• Given data:
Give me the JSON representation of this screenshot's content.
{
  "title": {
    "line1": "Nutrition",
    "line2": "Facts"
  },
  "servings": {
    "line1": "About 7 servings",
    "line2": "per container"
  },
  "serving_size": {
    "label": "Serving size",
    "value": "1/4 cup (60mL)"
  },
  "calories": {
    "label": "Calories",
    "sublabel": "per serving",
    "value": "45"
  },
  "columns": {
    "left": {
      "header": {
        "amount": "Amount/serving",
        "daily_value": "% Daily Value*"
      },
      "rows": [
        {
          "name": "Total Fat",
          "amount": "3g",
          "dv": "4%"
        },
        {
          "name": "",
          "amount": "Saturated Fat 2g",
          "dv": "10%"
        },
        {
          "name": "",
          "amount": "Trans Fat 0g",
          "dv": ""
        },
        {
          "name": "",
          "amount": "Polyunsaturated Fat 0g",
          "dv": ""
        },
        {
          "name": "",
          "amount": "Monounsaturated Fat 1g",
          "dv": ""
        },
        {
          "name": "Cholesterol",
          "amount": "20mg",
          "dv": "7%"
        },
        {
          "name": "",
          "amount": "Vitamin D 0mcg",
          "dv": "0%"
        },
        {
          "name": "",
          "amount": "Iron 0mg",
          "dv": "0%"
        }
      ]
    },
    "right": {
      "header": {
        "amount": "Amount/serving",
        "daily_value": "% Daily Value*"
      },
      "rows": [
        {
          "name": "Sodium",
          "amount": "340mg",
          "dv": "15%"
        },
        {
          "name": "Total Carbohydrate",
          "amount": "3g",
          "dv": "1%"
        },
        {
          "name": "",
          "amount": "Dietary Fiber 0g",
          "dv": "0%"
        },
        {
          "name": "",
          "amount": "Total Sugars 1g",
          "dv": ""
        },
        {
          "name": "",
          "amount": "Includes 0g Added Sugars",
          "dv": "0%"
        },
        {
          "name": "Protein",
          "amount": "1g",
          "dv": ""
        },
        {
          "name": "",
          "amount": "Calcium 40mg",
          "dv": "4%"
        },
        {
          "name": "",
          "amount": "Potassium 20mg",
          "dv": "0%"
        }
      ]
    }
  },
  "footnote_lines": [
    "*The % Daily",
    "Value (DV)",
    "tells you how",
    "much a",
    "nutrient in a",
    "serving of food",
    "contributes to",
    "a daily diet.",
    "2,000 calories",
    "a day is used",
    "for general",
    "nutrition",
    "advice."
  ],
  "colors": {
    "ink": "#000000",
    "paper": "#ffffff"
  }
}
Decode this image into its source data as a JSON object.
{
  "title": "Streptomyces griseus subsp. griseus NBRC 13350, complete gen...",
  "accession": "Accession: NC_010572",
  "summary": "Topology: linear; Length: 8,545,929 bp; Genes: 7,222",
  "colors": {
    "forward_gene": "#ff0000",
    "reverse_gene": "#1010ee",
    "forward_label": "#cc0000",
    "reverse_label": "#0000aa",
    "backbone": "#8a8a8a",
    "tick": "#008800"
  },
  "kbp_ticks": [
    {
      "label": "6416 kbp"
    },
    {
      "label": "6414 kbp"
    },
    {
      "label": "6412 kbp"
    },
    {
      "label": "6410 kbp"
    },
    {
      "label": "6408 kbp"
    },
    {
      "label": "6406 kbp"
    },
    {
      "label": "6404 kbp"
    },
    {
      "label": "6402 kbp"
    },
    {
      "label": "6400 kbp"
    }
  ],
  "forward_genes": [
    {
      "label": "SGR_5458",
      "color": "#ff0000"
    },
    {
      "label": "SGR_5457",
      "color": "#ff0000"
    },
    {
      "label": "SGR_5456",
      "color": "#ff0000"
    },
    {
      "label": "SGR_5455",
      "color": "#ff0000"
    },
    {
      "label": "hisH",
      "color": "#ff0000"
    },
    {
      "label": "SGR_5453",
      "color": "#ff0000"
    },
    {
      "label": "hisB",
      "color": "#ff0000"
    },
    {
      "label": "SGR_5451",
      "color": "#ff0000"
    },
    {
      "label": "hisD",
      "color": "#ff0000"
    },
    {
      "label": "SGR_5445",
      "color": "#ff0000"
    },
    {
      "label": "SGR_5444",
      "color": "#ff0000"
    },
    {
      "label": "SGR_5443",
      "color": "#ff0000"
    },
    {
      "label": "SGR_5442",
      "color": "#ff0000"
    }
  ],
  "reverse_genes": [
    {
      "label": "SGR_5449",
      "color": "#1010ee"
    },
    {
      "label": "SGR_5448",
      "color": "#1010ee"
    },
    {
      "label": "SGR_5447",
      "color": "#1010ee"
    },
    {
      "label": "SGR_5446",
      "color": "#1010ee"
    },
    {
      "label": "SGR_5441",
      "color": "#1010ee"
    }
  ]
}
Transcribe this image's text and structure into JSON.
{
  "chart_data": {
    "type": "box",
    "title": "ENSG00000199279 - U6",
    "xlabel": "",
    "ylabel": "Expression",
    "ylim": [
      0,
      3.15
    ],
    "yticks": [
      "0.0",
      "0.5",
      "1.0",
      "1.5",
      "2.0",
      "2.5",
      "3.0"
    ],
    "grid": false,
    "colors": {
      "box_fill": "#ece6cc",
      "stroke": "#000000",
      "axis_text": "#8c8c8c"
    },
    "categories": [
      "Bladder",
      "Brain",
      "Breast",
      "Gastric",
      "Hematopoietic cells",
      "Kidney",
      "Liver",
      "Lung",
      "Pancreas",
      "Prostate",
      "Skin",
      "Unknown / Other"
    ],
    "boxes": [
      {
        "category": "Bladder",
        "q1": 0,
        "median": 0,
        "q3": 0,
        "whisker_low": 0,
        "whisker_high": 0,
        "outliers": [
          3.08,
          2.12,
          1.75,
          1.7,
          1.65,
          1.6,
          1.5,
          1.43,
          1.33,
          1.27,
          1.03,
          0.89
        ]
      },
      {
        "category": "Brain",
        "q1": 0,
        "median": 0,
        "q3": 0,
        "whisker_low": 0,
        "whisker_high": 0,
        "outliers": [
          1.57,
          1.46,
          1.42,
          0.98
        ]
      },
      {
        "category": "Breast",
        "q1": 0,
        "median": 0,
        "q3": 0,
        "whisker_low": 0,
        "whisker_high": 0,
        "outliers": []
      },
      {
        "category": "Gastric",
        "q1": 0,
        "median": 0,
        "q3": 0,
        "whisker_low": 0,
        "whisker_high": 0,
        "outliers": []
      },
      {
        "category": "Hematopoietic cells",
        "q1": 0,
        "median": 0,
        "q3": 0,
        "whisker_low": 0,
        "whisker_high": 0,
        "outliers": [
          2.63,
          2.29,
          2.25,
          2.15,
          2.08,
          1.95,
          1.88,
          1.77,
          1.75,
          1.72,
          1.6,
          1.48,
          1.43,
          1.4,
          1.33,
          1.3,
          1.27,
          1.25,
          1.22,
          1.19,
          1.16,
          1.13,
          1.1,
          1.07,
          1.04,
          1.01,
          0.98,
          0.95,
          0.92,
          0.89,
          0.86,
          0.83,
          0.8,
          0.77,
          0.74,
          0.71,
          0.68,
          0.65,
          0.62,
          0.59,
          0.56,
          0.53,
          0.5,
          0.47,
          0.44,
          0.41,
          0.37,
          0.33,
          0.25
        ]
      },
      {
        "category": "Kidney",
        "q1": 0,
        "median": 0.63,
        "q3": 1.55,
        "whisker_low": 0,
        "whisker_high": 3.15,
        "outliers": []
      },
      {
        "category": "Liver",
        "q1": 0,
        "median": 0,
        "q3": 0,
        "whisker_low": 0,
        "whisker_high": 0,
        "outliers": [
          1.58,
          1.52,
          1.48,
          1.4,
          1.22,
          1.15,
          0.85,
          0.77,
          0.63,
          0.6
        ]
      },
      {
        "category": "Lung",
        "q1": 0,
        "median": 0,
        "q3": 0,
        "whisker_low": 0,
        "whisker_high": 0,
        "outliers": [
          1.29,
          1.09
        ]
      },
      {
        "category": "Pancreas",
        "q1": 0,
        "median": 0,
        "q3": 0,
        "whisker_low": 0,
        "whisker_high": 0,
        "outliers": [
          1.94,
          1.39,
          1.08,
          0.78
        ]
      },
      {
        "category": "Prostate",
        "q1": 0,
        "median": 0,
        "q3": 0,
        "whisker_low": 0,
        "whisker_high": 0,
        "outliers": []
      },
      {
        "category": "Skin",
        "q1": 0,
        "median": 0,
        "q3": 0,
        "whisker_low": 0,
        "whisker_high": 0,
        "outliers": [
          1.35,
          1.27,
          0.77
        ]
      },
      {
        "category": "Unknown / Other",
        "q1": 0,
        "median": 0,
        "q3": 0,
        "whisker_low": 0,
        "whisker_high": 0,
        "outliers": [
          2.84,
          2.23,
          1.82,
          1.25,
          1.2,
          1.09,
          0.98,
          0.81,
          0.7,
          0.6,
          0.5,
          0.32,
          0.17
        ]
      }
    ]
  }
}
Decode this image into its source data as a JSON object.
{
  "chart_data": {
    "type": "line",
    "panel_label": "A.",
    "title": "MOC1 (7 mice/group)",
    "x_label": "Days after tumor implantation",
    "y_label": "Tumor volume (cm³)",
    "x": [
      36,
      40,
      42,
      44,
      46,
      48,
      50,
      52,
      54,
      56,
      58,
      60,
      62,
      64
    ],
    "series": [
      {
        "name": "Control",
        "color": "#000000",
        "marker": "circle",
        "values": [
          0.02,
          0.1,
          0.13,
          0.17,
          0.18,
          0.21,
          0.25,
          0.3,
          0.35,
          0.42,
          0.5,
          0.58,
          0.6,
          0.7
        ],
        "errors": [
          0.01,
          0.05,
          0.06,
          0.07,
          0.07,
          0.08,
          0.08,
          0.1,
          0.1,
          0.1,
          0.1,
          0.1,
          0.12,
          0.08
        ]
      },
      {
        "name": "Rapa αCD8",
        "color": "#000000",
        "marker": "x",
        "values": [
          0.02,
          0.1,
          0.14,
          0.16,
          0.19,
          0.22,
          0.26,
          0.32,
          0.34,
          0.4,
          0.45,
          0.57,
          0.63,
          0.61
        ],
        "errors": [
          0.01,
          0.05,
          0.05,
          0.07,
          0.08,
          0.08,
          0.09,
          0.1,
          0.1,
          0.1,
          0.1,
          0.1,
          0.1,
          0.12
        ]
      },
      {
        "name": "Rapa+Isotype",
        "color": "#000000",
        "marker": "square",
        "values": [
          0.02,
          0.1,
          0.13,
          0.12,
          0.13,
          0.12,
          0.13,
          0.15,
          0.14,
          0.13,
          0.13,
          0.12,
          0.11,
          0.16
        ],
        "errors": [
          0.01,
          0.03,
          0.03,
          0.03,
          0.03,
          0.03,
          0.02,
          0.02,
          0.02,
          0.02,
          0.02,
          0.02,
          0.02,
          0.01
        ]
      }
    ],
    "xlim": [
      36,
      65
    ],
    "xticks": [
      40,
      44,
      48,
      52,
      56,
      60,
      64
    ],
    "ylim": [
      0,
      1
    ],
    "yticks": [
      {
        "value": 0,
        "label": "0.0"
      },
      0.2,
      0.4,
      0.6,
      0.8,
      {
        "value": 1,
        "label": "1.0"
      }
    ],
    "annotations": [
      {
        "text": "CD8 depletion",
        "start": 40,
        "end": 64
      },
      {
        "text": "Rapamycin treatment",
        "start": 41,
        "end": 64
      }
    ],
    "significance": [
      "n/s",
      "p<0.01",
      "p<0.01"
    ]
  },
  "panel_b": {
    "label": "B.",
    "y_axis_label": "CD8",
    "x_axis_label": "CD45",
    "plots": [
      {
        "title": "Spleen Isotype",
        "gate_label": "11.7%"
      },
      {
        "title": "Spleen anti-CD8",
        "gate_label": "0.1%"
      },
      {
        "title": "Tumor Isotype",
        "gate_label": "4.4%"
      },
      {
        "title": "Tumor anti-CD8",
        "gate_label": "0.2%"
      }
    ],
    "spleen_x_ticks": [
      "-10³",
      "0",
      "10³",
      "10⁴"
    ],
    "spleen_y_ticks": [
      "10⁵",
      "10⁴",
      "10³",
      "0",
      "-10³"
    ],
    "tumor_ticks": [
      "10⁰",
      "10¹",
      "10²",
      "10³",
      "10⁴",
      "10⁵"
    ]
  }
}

• Prompt: Among the lines above, find each one containing the string "marker" and copy it.

• Task output:
        "marker": "circle",
        "marker": "x",
        "marker": "square",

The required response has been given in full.